In the entries below, find every line holding the string "elektrowni" and collect it.

■ **PROVIDED RECORDS**
:::

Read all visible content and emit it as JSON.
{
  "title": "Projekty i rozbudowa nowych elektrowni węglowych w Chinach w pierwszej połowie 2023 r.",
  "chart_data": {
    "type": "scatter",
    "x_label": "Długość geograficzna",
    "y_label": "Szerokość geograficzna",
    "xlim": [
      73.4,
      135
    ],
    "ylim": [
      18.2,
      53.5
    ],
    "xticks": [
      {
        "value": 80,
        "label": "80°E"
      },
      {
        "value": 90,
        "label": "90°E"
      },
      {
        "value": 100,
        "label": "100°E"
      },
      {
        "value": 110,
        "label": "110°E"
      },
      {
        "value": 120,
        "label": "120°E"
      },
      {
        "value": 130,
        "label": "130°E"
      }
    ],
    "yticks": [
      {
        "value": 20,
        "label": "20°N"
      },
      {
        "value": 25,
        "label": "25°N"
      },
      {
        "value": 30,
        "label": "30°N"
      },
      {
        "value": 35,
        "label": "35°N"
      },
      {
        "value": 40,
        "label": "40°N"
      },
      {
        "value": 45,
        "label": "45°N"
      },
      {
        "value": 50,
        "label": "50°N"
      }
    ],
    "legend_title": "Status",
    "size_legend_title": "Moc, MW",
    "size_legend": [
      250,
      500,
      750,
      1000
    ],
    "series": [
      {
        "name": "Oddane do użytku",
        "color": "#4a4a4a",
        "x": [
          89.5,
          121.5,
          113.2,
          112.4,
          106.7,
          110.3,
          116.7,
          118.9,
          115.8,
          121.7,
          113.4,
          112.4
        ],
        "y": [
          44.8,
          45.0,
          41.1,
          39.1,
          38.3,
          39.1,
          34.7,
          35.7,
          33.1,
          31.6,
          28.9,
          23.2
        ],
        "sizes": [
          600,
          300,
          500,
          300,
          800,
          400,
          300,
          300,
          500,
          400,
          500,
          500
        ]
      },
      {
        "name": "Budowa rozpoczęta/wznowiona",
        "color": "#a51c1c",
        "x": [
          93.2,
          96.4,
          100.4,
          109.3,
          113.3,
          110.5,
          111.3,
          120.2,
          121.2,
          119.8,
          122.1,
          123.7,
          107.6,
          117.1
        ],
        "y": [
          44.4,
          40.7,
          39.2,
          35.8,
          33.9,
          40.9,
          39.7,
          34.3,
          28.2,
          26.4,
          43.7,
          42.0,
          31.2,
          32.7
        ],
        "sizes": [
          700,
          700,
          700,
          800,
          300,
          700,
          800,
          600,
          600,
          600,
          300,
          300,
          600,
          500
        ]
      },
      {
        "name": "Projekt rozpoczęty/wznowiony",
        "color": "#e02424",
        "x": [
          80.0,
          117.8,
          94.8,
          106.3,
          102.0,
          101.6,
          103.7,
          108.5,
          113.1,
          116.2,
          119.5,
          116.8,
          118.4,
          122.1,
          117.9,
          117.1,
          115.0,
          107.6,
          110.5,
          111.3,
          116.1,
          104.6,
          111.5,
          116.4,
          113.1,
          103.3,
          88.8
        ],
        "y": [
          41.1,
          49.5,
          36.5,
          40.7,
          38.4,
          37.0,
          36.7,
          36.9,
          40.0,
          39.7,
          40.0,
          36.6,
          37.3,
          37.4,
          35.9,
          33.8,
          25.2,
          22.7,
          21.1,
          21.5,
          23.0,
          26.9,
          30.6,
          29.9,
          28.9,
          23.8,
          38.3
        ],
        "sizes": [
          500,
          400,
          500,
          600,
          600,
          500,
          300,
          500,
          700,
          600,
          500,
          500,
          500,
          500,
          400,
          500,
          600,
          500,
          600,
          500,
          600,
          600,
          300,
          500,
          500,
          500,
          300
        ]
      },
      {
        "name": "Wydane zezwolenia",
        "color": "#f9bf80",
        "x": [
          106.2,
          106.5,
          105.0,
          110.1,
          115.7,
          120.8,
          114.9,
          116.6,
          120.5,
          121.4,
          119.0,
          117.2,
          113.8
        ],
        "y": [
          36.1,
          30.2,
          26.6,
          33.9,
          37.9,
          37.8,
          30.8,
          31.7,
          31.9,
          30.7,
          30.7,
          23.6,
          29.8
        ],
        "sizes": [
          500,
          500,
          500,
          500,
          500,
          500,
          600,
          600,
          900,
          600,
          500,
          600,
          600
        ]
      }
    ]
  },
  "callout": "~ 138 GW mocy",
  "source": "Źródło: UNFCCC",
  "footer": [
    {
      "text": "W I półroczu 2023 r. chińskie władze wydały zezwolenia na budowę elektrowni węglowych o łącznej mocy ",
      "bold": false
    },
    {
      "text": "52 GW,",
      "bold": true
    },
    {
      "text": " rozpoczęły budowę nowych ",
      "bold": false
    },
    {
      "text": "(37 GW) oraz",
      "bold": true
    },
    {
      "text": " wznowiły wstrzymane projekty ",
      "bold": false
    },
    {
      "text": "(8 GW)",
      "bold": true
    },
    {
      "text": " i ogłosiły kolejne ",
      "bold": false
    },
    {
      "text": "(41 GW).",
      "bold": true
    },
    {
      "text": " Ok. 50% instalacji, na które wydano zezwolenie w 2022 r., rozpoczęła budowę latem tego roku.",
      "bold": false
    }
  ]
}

:::

■ **RESPONSE TO THIS EXERCISE**
  "title": "Projekty i rozbudowa nowych elektrowni węglowych w Chinach w pierwszej połowie 2023 r.",
      "text": "W I półroczu 2023 r. chińskie władze wydały zezwolenia na budowę elektrowni węglowych o łącznej mocy ",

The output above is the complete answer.